▶ _Document transcript data_
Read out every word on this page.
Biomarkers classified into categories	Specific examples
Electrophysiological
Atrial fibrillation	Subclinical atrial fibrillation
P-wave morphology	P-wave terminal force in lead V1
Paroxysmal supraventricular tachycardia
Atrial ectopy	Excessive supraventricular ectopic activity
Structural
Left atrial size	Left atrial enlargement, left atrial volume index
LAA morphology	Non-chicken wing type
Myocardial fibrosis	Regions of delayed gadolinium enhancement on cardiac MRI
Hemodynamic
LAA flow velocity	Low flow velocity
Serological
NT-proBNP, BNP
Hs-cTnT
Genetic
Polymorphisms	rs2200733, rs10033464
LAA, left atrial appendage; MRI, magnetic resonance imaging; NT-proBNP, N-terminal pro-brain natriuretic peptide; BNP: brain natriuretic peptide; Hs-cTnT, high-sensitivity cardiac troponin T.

▶ _WHAT YOU WILL DO_
From beginning to end, the data must be duplicated exactly.

▶ _EXERCISE OUTPUT_
Read out every word on this page.
Biomarkers classified into categories	Specific examples
Electrophysiological
Atrial fibrillation	Subclinical atrial fibrillation
P-wave morphology	P-wave terminal force in lead V1
Paroxysmal supraventricular tachycardia
Atrial ectopy	Excessive supraventricular ectopic activity
Structural
Left atrial size	Left atrial enlargement, left atrial volume index
LAA morphology	Non-chicken wing type
Myocardial fibrosis	Regions of delayed gadolinium enhancement on cardiac MRI
Hemodynamic
LAA flow velocity	Low flow velocity
Serological
NT-proBNP, BNP
Hs-cTnT
Genetic
Polymorphisms	rs2200733, rs10033464
LAA, left atrial appendage; MRI, magnetic resonance imaging; NT-proBNP, N-terminal pro-brain natriuretic peptide; BNP: brain natriuretic peptide; Hs-cTnT, high-sensitivity cardiac troponin T.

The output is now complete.